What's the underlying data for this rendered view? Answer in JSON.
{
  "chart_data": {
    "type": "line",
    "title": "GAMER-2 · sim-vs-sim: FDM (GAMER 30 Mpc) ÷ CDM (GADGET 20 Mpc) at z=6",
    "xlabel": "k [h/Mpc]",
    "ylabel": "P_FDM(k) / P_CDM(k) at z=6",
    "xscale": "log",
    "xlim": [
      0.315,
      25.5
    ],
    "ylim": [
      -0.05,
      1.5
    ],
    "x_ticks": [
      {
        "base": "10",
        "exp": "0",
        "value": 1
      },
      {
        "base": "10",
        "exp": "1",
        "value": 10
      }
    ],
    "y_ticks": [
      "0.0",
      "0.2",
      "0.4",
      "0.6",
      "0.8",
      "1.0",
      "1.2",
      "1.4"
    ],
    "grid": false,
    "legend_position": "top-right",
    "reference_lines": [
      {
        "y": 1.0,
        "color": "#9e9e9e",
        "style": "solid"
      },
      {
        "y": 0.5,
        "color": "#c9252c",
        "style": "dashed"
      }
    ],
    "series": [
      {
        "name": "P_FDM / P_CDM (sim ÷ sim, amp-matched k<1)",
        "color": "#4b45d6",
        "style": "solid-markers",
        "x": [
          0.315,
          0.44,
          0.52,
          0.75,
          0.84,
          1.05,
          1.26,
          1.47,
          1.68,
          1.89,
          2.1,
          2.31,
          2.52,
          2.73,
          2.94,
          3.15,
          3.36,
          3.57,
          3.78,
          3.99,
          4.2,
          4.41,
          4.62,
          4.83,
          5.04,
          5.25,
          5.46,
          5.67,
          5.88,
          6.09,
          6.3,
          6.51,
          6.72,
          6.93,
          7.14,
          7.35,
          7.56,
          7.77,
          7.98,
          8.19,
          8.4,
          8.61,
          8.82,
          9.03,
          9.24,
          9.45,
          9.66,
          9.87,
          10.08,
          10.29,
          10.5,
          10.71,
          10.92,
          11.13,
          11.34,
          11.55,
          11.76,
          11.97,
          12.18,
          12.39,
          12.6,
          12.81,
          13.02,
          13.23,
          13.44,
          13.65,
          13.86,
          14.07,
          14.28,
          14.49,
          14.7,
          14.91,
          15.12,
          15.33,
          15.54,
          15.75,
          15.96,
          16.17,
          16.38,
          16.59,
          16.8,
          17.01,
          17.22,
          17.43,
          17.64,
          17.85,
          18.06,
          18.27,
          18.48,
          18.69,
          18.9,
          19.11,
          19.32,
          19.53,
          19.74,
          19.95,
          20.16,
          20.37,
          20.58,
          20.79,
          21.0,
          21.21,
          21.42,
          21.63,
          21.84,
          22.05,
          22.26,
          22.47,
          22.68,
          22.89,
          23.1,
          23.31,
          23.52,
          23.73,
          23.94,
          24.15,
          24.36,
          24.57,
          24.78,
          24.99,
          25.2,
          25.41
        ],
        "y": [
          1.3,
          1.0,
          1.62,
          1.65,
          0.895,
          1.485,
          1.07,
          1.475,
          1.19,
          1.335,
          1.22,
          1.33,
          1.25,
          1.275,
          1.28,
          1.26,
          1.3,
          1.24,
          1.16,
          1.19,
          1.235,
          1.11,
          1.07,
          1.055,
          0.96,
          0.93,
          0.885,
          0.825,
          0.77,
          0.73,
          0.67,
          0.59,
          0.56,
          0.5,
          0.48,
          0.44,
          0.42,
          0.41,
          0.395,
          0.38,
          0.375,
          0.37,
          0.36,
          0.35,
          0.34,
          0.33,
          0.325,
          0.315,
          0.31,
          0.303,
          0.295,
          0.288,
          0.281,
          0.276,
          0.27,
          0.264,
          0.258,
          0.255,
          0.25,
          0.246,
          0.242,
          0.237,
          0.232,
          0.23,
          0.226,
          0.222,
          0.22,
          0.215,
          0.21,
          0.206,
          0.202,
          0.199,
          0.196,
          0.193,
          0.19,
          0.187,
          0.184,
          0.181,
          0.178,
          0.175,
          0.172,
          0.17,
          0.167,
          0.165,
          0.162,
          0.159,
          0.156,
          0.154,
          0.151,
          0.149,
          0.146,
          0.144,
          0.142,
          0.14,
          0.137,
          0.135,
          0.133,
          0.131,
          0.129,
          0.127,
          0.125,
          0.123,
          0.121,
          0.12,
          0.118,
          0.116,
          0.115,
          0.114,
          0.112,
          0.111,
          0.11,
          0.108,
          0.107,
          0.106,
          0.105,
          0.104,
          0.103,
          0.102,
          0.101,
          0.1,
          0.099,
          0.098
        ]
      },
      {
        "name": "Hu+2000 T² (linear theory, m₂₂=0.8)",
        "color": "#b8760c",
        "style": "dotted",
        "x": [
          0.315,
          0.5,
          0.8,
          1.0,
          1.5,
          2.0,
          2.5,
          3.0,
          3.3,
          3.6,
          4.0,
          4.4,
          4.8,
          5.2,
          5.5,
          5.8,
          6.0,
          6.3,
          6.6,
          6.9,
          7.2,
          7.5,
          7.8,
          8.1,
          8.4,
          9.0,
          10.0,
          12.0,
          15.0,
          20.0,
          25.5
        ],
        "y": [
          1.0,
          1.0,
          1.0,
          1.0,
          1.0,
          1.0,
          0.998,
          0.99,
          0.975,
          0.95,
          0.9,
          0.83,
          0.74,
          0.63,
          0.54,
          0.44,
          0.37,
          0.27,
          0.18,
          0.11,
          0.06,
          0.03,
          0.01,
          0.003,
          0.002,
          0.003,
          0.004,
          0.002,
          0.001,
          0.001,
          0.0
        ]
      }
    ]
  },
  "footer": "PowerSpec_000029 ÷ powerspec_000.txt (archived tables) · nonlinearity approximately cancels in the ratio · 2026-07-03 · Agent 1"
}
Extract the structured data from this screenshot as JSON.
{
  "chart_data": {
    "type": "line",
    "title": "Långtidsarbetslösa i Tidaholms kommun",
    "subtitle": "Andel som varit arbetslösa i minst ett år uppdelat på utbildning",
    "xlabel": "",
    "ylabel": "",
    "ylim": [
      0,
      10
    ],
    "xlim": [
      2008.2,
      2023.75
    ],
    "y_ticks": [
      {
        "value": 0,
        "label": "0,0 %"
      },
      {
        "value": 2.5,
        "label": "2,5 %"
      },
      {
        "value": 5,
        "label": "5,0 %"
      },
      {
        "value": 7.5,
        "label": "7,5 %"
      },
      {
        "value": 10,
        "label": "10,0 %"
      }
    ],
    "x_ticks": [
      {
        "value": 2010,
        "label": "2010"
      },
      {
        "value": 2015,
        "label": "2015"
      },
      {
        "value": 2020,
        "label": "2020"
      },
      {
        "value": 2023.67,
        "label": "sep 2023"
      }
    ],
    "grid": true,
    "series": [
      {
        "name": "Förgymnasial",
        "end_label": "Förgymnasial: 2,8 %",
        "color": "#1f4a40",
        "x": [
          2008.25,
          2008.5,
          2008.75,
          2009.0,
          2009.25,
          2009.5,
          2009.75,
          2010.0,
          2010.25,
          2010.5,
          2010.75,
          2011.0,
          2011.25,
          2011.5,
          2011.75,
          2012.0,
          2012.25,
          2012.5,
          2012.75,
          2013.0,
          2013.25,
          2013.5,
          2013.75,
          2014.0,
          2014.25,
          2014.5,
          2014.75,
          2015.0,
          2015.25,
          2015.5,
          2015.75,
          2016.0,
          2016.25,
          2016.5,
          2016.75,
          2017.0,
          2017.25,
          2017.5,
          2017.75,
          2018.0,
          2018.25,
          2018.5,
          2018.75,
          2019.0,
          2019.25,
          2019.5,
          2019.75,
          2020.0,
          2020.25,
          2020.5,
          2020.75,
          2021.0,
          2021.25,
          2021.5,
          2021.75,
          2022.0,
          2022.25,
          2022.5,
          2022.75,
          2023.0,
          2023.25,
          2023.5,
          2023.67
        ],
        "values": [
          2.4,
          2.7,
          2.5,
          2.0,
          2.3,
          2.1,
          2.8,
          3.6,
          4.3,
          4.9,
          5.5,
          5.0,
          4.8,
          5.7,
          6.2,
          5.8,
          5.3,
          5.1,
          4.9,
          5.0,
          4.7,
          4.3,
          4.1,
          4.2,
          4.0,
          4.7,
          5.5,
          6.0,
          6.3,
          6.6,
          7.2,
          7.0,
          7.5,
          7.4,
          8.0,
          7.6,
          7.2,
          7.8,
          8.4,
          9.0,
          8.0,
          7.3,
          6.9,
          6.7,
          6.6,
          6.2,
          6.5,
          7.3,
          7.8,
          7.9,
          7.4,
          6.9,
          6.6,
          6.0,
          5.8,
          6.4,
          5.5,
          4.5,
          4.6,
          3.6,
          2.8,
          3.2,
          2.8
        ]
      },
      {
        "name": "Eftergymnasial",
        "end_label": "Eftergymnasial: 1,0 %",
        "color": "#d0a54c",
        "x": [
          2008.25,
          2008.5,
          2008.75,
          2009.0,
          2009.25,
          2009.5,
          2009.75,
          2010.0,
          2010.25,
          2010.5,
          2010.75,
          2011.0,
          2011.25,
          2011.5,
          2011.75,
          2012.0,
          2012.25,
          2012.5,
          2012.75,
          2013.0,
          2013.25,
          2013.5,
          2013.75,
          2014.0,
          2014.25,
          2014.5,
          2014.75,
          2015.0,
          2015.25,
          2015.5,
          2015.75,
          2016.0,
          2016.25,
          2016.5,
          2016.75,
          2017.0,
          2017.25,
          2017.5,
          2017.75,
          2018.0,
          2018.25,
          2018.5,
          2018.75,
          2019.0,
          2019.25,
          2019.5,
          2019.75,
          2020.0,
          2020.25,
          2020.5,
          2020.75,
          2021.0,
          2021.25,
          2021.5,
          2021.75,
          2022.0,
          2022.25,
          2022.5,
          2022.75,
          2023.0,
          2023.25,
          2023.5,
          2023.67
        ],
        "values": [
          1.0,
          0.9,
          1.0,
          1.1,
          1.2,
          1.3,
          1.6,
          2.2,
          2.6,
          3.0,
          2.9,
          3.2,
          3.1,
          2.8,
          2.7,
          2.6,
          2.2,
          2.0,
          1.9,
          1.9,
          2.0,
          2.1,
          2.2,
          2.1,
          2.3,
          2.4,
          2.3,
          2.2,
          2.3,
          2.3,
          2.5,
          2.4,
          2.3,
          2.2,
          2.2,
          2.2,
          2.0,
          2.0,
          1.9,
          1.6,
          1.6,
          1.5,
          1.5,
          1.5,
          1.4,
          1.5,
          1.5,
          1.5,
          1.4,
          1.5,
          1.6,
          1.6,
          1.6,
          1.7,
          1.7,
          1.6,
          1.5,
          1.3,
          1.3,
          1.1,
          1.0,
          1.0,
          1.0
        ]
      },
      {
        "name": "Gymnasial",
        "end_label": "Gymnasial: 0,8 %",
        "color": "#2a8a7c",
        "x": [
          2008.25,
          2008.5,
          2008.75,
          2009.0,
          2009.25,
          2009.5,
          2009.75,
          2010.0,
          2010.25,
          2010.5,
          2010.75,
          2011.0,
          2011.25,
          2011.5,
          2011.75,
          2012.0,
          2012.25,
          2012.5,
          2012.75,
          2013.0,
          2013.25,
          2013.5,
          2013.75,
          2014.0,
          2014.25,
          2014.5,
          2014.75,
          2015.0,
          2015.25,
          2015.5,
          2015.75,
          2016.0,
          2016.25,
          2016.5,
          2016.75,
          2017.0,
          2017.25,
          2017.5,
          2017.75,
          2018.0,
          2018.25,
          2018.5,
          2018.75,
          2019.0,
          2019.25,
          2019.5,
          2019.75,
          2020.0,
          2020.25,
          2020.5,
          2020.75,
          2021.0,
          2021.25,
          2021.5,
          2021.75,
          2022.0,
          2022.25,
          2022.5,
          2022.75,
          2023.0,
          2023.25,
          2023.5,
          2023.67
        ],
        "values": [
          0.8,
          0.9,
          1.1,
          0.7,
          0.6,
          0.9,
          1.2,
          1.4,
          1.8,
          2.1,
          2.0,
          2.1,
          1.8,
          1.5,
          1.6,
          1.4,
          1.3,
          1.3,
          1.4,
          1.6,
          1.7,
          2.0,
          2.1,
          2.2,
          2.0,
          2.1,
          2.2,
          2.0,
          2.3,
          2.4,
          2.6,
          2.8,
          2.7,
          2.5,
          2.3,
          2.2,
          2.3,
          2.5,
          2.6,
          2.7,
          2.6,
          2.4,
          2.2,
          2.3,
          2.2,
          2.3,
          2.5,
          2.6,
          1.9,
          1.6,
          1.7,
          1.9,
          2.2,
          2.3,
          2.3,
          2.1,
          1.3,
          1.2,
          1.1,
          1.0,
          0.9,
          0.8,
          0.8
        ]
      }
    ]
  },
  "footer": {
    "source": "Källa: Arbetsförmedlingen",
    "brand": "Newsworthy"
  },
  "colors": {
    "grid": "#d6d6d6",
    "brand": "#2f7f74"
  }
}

Work to do →
Pick out every line holding the string "Eftergymnasial" and return it.

Response for this exercise →
        "name": "Eftergymnasial",
        "end_label": "Eftergymnasial: 1,0 %",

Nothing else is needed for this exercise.